Element box annotations:
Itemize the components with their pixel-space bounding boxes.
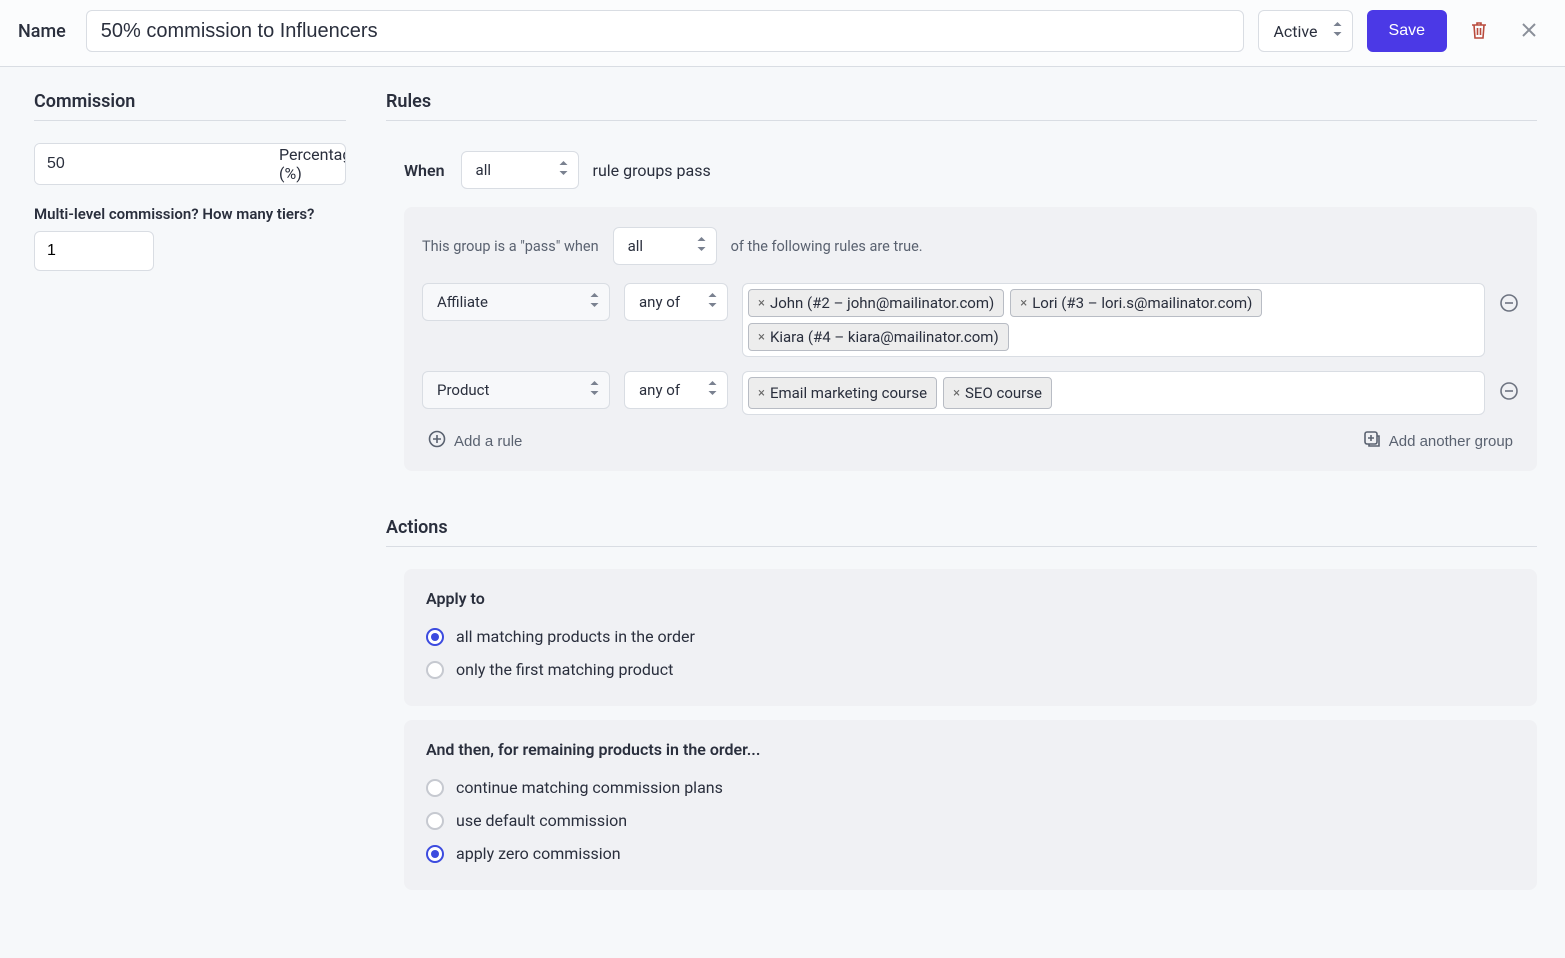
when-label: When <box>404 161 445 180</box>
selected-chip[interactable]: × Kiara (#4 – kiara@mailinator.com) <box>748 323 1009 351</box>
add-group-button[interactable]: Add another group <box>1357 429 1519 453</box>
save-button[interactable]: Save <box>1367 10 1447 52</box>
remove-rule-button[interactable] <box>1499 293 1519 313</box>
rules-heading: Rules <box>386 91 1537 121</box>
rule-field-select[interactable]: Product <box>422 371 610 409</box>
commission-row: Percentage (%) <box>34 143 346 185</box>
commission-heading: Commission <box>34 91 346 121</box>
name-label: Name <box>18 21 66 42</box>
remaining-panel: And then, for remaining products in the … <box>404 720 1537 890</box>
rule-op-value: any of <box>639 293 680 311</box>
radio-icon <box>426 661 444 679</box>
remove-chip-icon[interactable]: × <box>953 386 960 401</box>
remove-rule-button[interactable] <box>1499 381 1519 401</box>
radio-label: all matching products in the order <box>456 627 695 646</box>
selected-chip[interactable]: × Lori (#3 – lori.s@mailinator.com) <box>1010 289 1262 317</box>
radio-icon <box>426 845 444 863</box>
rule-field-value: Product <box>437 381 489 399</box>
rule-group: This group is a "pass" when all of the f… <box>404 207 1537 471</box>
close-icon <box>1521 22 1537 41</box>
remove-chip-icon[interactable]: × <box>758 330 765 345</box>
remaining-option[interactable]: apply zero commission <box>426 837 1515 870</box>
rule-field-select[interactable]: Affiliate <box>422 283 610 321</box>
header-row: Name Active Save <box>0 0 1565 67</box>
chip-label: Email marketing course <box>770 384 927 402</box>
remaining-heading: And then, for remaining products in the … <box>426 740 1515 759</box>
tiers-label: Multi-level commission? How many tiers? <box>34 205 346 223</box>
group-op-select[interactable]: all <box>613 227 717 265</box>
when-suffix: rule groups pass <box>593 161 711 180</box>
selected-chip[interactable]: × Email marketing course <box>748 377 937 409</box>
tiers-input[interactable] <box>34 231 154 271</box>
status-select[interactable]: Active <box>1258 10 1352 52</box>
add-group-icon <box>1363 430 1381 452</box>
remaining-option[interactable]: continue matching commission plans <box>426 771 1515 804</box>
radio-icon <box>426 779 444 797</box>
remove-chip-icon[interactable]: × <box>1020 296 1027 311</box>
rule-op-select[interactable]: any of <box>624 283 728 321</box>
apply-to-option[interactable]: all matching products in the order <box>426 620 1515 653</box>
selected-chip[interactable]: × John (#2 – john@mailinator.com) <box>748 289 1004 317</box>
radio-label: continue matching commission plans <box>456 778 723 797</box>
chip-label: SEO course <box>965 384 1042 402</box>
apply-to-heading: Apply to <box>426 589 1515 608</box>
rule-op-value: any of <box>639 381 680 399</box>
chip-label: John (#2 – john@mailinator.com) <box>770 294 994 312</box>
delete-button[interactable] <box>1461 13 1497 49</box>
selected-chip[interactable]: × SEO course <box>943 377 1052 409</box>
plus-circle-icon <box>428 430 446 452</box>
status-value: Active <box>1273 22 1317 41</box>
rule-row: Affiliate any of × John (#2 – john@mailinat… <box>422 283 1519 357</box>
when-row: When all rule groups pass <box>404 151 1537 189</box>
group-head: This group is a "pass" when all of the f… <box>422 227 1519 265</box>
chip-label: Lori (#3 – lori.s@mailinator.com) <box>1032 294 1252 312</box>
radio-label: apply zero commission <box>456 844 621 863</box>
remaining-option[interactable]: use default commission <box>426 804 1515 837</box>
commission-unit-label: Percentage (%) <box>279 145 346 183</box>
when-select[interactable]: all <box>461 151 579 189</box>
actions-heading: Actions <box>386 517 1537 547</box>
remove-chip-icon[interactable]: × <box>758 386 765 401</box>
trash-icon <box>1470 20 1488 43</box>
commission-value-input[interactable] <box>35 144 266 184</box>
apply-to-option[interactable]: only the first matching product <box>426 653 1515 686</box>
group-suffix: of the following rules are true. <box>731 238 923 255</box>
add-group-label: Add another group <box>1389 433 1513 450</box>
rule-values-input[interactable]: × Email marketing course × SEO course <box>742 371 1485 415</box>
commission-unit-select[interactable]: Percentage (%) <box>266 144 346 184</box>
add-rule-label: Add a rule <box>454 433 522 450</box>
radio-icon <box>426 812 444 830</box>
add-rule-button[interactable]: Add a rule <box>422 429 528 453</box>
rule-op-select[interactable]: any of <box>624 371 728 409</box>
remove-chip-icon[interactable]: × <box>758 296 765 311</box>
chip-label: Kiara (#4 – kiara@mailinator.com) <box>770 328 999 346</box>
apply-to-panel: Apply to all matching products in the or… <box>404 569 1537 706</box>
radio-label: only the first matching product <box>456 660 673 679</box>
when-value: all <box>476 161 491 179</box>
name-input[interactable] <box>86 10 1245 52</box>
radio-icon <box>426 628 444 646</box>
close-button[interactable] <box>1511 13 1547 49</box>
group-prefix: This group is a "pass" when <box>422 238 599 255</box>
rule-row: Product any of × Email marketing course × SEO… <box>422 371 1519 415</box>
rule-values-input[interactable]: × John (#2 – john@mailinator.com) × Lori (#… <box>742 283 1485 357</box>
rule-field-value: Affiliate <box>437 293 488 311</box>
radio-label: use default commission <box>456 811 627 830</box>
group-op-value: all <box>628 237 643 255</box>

* [GIVEN EXERCISE]:
Reproduce the records above word for word, omitting the picture.

* [PROBLEM SOLUTION]:
Itemize the components with their pixel-space bounding boxes.
when-label: When <box>404 161 445 180</box>
selected-chip[interactable]: × Kiara (#4 – kiara@mailinator.com) <box>748 323 1009 351</box>
add-group-button[interactable]: Add another group <box>1357 429 1519 453</box>
save-button[interactable]: Save <box>1367 10 1447 52</box>
remove-rule-button[interactable] <box>1499 293 1519 313</box>
rules-heading: Rules <box>386 91 1537 121</box>
rule-field-select[interactable]: Product <box>422 371 610 409</box>
commission-row: Percentage (%) <box>34 143 346 185</box>
commission-heading: Commission <box>34 91 346 121</box>
name-label: Name <box>18 21 66 42</box>
remaining-panel: And then, for remaining products in the … <box>404 720 1537 890</box>
rule-op-value: any of <box>639 293 680 311</box>
radio-icon <box>426 661 444 679</box>
remove-chip-icon[interactable]: × <box>953 386 960 401</box>
remove-rule-button[interactable] <box>1499 381 1519 401</box>
radio-label: all matching products in the order <box>456 627 695 646</box>
selected-chip[interactable]: × Lori (#3 – lori.s@mailinator.com) <box>1010 289 1262 317</box>
radio-icon <box>426 845 444 863</box>
rule-field-value: Product <box>437 381 489 399</box>
rule-group: This group is a "pass" when all of the f… <box>404 207 1537 471</box>
close-icon <box>1521 22 1537 41</box>
remove-chip-icon[interactable]: × <box>758 330 765 345</box>
remaining-option[interactable]: apply zero commission <box>426 837 1515 870</box>
rule-field-select[interactable]: Affiliate <box>422 283 610 321</box>
header-row: Name Active Save <box>0 0 1565 67</box>
chip-label: Email marketing course <box>770 384 927 402</box>
remaining-heading: And then, for remaining products in the … <box>426 740 1515 759</box>
tiers-label: Multi-level commission? How many tiers? <box>34 205 346 223</box>
group-op-select[interactable]: all <box>613 227 717 265</box>
when-suffix: rule groups pass <box>593 161 711 180</box>
selected-chip[interactable]: × Email marketing course <box>748 377 937 409</box>
tiers-input[interactable] <box>34 231 154 271</box>
status-select[interactable]: Active <box>1258 10 1352 52</box>
add-group-icon <box>1363 430 1381 452</box>
remaining-option[interactable]: continue matching commission plans <box>426 771 1515 804</box>
radio-icon <box>426 779 444 797</box>
remove-chip-icon[interactable]: × <box>1020 296 1027 311</box>
rule-op-select[interactable]: any of <box>624 283 728 321</box>
apply-to-option[interactable]: all matching products in the order <box>426 620 1515 653</box>
selected-chip[interactable]: × John (#2 – john@mailinator.com) <box>748 289 1004 317</box>
radio-label: continue matching commission plans <box>456 778 723 797</box>
chip-label: SEO course <box>965 384 1042 402</box>
apply-to-heading: Apply to <box>426 589 1515 608</box>
rule-op-value: any of <box>639 381 680 399</box>
chip-label: John (#2 – john@mailinator.com) <box>770 294 994 312</box>
delete-button[interactable] <box>1461 13 1497 49</box>
selected-chip[interactable]: × SEO course <box>943 377 1052 409</box>
plus-circle-icon <box>428 430 446 452</box>
status-value: Active <box>1273 22 1317 41</box>
rule-row: Affiliate any of × John (#2 – john@mailinat… <box>422 283 1519 357</box>
when-row: When all rule groups pass <box>404 151 1537 189</box>
group-head: This group is a "pass" when all of the f… <box>422 227 1519 265</box>
chip-label: Lori (#3 – lori.s@mailinator.com) <box>1032 294 1252 312</box>
radio-label: apply zero commission <box>456 844 621 863</box>
remaining-option[interactable]: use default commission <box>426 804 1515 837</box>
commission-unit-label: Percentage (%) <box>279 145 346 183</box>
when-select[interactable]: all <box>461 151 579 189</box>
actions-heading: Actions <box>386 517 1537 547</box>
remove-chip-icon[interactable]: × <box>758 386 765 401</box>
trash-icon <box>1470 20 1488 43</box>
commission-value-input[interactable] <box>35 144 266 184</box>
apply-to-option[interactable]: only the first matching product <box>426 653 1515 686</box>
group-suffix: of the following rules are true. <box>731 238 923 255</box>
add-group-label: Add another group <box>1389 433 1513 450</box>
rule-values-input[interactable]: × Email marketing course × SEO course <box>742 371 1485 415</box>
commission-unit-select[interactable]: Percentage (%) <box>266 144 346 184</box>
add-rule-label: Add a rule <box>454 433 522 450</box>
radio-icon <box>426 812 444 830</box>
add-rule-button[interactable]: Add a rule <box>422 429 528 453</box>
rule-op-select[interactable]: any of <box>624 371 728 409</box>
remove-chip-icon[interactable]: × <box>758 296 765 311</box>
chip-label: Kiara (#4 – kiara@mailinator.com) <box>770 328 999 346</box>
apply-to-panel: Apply to all matching products in the or… <box>404 569 1537 706</box>
radio-label: only the first matching product <box>456 660 673 679</box>
when-value: all <box>476 161 491 179</box>
name-input[interactable] <box>86 10 1245 52</box>
radio-icon <box>426 628 444 646</box>
close-button[interactable] <box>1511 13 1547 49</box>
group-prefix: This group is a "pass" when <box>422 238 599 255</box>
rule-row: Product any of × Email marketing course × SEO… <box>422 371 1519 415</box>
rule-values-input[interactable]: × John (#2 – john@mailinator.com) × Lori (#… <box>742 283 1485 357</box>
rule-field-value: Affiliate <box>437 293 488 311</box>
radio-label: use default commission <box>456 811 627 830</box>
group-op-value: all <box>628 237 643 255</box>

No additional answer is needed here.